| WHAT IS BEING ASKED |
Quote the full listing word for word.

| STORED DATA |
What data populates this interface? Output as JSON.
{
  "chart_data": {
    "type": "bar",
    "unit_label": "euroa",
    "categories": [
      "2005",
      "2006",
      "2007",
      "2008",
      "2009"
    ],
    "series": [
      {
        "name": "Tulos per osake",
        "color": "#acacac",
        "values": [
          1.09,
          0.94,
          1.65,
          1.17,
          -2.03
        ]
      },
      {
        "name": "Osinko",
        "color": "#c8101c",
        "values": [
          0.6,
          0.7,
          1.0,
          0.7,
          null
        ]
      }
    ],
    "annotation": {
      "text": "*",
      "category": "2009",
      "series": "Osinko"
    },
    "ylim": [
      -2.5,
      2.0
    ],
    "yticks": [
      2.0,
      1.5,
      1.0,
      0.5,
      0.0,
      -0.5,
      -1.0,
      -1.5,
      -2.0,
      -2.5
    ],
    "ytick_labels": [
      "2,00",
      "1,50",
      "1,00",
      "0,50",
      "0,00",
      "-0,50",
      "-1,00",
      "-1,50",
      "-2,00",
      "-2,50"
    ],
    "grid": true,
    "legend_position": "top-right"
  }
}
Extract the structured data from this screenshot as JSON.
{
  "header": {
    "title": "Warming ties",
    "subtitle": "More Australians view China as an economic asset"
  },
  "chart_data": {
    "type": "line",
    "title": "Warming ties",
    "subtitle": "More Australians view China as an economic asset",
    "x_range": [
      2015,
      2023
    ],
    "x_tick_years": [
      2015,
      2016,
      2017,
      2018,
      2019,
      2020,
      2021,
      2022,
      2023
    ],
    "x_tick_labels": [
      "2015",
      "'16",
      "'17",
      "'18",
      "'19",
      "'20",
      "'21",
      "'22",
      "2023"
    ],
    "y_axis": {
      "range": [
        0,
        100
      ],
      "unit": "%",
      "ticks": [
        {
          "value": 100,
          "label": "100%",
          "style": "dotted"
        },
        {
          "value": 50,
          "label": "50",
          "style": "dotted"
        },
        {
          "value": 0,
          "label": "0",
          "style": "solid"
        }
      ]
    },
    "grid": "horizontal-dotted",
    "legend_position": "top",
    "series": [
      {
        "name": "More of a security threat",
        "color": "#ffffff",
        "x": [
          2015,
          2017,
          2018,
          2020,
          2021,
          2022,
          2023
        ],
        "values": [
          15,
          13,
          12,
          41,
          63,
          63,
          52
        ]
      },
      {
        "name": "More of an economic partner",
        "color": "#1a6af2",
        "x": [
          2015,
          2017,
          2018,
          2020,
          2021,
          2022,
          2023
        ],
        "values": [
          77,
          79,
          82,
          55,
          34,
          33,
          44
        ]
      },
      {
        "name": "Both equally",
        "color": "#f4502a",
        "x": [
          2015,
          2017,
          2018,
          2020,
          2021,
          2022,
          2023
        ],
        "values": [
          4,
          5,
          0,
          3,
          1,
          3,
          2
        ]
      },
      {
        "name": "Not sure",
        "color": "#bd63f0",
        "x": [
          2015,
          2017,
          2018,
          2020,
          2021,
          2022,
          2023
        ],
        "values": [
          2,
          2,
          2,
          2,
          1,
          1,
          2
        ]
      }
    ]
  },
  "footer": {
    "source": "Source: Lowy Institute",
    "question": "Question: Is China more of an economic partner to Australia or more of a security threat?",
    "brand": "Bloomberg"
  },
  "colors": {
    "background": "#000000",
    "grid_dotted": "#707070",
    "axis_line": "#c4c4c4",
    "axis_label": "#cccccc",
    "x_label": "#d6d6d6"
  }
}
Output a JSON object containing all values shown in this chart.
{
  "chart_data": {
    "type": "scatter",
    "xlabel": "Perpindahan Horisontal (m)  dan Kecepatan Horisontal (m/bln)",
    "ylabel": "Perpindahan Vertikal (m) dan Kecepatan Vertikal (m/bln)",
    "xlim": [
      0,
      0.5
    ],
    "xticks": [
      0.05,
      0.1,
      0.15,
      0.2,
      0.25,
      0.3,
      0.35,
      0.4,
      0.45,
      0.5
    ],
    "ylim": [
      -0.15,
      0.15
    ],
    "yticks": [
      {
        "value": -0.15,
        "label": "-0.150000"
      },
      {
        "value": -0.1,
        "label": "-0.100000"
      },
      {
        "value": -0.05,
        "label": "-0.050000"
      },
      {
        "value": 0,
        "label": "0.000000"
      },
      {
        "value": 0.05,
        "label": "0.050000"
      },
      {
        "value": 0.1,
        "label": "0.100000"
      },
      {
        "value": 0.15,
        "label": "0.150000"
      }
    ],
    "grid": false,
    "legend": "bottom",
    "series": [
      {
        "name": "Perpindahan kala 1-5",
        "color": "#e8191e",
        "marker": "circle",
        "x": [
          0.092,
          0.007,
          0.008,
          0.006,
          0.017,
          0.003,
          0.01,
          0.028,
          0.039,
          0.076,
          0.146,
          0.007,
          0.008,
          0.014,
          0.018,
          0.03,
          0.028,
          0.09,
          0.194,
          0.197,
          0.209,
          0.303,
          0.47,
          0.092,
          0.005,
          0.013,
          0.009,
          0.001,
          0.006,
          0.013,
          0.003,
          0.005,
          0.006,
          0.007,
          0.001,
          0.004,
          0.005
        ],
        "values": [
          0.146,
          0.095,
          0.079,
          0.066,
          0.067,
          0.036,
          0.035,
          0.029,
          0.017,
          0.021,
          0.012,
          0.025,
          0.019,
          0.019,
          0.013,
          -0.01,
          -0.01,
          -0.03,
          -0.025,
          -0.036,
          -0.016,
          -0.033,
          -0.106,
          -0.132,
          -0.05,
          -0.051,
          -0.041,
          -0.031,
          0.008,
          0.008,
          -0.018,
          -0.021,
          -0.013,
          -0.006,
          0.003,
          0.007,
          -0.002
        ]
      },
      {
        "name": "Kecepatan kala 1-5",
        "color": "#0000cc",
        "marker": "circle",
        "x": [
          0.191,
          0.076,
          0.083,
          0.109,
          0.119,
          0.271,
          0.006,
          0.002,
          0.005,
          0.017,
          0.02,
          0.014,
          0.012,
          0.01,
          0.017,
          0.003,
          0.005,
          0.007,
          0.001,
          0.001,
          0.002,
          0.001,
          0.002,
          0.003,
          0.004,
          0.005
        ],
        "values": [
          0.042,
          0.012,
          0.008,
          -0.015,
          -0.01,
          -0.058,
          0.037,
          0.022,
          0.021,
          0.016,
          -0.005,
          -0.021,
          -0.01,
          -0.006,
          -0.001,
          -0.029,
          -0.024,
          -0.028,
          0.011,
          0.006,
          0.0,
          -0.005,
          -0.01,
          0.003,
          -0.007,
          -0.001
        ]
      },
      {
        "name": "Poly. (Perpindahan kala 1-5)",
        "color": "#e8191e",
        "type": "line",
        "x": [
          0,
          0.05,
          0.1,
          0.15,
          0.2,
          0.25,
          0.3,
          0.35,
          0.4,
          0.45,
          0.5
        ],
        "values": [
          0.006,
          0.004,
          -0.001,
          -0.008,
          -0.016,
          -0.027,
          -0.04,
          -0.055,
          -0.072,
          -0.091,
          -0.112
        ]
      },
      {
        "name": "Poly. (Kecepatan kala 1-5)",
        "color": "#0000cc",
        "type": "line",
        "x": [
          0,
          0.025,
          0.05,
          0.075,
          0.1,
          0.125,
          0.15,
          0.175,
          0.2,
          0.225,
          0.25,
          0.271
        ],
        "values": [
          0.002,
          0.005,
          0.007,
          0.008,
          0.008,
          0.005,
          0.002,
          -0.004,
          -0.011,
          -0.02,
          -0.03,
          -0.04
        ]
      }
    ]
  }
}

| FINISHED EXERCISE |
What data populates this interface? Output as JSON.
{
  "chart_data": {
    "type": "bar",
    "unit_label": "euroa",
    "categories": [
      "2005",
      "2006",
      "2007",
      "2008",
      "2009"
    ],
    "series": [
      {
        "name": "Tulos per osake",
        "color": "#acacac",
        "values": [
          1.09,
          0.94,
          1.65,
          1.17,
          -2.03
        ]
      },
      {
        "name": "Osinko",
        "color": "#c8101c",
        "values": [
          0.6,
          0.7,
          1.0,
          0.7,
          null
        ]
      }
    ],
    "annotation": {
      "text": "*",
      "category": "2009",
      "series": "Osinko"
    },
    "ylim": [
      -2.5,
      2.0
    ],
    "yticks": [
      2.0,
      1.5,
      1.0,
      0.5,
      0.0,
      -0.5,
      -1.0,
      -1.5,
      -2.0,
      -2.5
    ],
    "ytick_labels": [
      "2,00",
      "1,50",
      "1,00",
      "0,50",
      "0,00",
      "-0,50",
      "-1,00",
      "-1,50",
      "-2,00",
      "-2,50"
    ],
    "grid": true,
    "legend_position": "top-right"
  }
}
Extract the structured data from this screenshot as JSON.
{
  "header": {
    "title": "Warming ties",
    "subtitle": "More Australians view China as an economic asset"
  },
  "chart_data": {
    "type": "line",
    "title": "Warming ties",
    "subtitle": "More Australians view China as an economic asset",
    "x_range": [
      2015,
      2023
    ],
    "x_tick_years": [
      2015,
      2016,
      2017,
      2018,
      2019,
      2020,
      2021,
      2022,
      2023
    ],
    "x_tick_labels": [
      "2015",
      "'16",
      "'17",
      "'18",
      "'19",
      "'20",
      "'21",
      "'22",
      "2023"
    ],
    "y_axis": {
      "range": [
        0,
        100
      ],
      "unit": "%",
      "ticks": [
        {
          "value": 100,
          "label": "100%",
          "style": "dotted"
        },
        {
          "value": 50,
          "label": "50",
          "style": "dotted"
        },
        {
          "value": 0,
          "label": "0",
          "style": "solid"
        }
      ]
    },
    "grid": "horizontal-dotted",
    "legend_position": "top",
    "series": [
      {
        "name": "More of a security threat",
        "color": "#ffffff",
        "x": [
          2015,
          2017,
          2018,
          2020,
          2021,
          2022,
          2023
        ],
        "values": [
          15,
          13,
          12,
          41,
          63,
          63,
          52
        ]
      },
      {
        "name": "More of an economic partner",
        "color": "#1a6af2",
        "x": [
          2015,
          2017,
          2018,
          2020,
          2021,
          2022,
          2023
        ],
        "values": [
          77,
          79,
          82,
          55,
          34,
          33,
          44
        ]
      },
      {
        "name": "Both equally",
        "color": "#f4502a",
        "x": [
          2015,
          2017,
          2018,
          2020,
          2021,
          2022,
          2023
        ],
        "values": [
          4,
          5,
          0,
          3,
          1,
          3,
          2
        ]
      },
      {
        "name": "Not sure",
        "color": "#bd63f0",
        "x": [
          2015,
          2017,
          2018,
          2020,
          2021,
          2022,
          2023
        ],
        "values": [
          2,
          2,
          2,
          2,
          1,
          1,
          2
        ]
      }
    ]
  },
  "footer": {
    "source": "Source: Lowy Institute",
    "question": "Question: Is China more of an economic partner to Australia or more of a security threat?",
    "brand": "Bloomberg"
  },
  "colors": {
    "background": "#000000",
    "grid_dotted": "#707070",
    "axis_line": "#c4c4c4",
    "axis_label": "#cccccc",
    "x_label": "#d6d6d6"
  }
}
Output a JSON object containing all values shown in this chart.
{
  "chart_data": {
    "type": "scatter",
    "xlabel": "Perpindahan Horisontal (m)  dan Kecepatan Horisontal (m/bln)",
    "ylabel": "Perpindahan Vertikal (m) dan Kecepatan Vertikal (m/bln)",
    "xlim": [
      0,
      0.5
    ],
    "xticks": [
      0.05,
      0.1,
      0.15,
      0.2,
      0.25,
      0.3,
      0.35,
      0.4,
      0.45,
      0.5
    ],
    "ylim": [
      -0.15,
      0.15
    ],
    "yticks": [
      {
        "value": -0.15,
        "label": "-0.150000"
      },
      {
        "value": -0.1,
        "label": "-0.100000"
      },
      {
        "value": -0.05,
        "label": "-0.050000"
      },
      {
        "value": 0,
        "label": "0.000000"
      },
      {
        "value": 0.05,
        "label": "0.050000"
      },
      {
        "value": 0.1,
        "label": "0.100000"
      },
      {
        "value": 0.15,
        "label": "0.150000"
      }
    ],
    "grid": false,
    "legend": "bottom",
    "series": [
      {
        "name": "Perpindahan kala 1-5",
        "color": "#e8191e",
        "marker": "circle",
        "x": [
          0.092,
          0.007,
          0.008,
          0.006,
          0.017,
          0.003,
          0.01,
          0.028,
          0.039,
          0.076,
          0.146,
          0.007,
          0.008,
          0.014,
          0.018,
          0.03,
          0.028,
          0.09,
          0.194,
          0.197,
          0.209,
          0.303,
          0.47,
          0.092,
          0.005,
          0.013,
          0.009,
          0.001,
          0.006,
          0.013,
          0.003,
          0.005,
          0.006,
          0.007,
          0.001,
          0.004,
          0.005
        ],
        "values": [
          0.146,
          0.095,
          0.079,
          0.066,
          0.067,
          0.036,
          0.035,
          0.029,
          0.017,
          0.021,
          0.012,
          0.025,
          0.019,
          0.019,
          0.013,
          -0.01,
          -0.01,
          -0.03,
          -0.025,
          -0.036,
          -0.016,
          -0.033,
          -0.106,
          -0.132,
          -0.05,
          -0.051,
          -0.041,
          -0.031,
          0.008,
          0.008,
          -0.018,
          -0.021,
          -0.013,
          -0.006,
          0.003,
          0.007,
          -0.002
        ]
      },
      {
        "name": "Kecepatan kala 1-5",
        "color": "#0000cc",
        "marker": "circle",
        "x": [
          0.191,
          0.076,
          0.083,
          0.109,
          0.119,
          0.271,
          0.006,
          0.002,
          0.005,
          0.017,
          0.02,
          0.014,
          0.012,
          0.01,
          0.017,
          0.003,
          0.005,
          0.007,
          0.001,
          0.001,
          0.002,
          0.001,
          0.002,
          0.003,
          0.004,
          0.005
        ],
        "values": [
          0.042,
          0.012,
          0.008,
          -0.015,
          -0.01,
          -0.058,
          0.037,
          0.022,
          0.021,
          0.016,
          -0.005,
          -0.021,
          -0.01,
          -0.006,
          -0.001,
          -0.029,
          -0.024,
          -0.028,
          0.011,
          0.006,
          0.0,
          -0.005,
          -0.01,
          0.003,
          -0.007,
          -0.001
        ]
      },
      {
        "name": "Poly. (Perpindahan kala 1-5)",
        "color": "#e8191e",
        "type": "line",
        "x": [
          0,
          0.05,
          0.1,
          0.15,
          0.2,
          0.25,
          0.3,
          0.35,
          0.4,
          0.45,
          0.5
        ],
        "values": [
          0.006,
          0.004,
          -0.001,
          -0.008,
          -0.016,
          -0.027,
          -0.04,
          -0.055,
          -0.072,
          -0.091,
          -0.112
        ]
      },
      {
        "name": "Poly. (Kecepatan kala 1-5)",
        "color": "#0000cc",
        "type": "line",
        "x": [
          0,
          0.025,
          0.05,
          0.075,
          0.1,
          0.125,
          0.15,
          0.175,
          0.2,
          0.225,
          0.25,
          0.271
        ],
        "values": [
          0.002,
          0.005,
          0.007,
          0.008,
          0.008,
          0.005,
          0.002,
          -0.004,
          -0.011,
          -0.02,
          -0.03,
          -0.04
        ]
      }
    ]
  }
}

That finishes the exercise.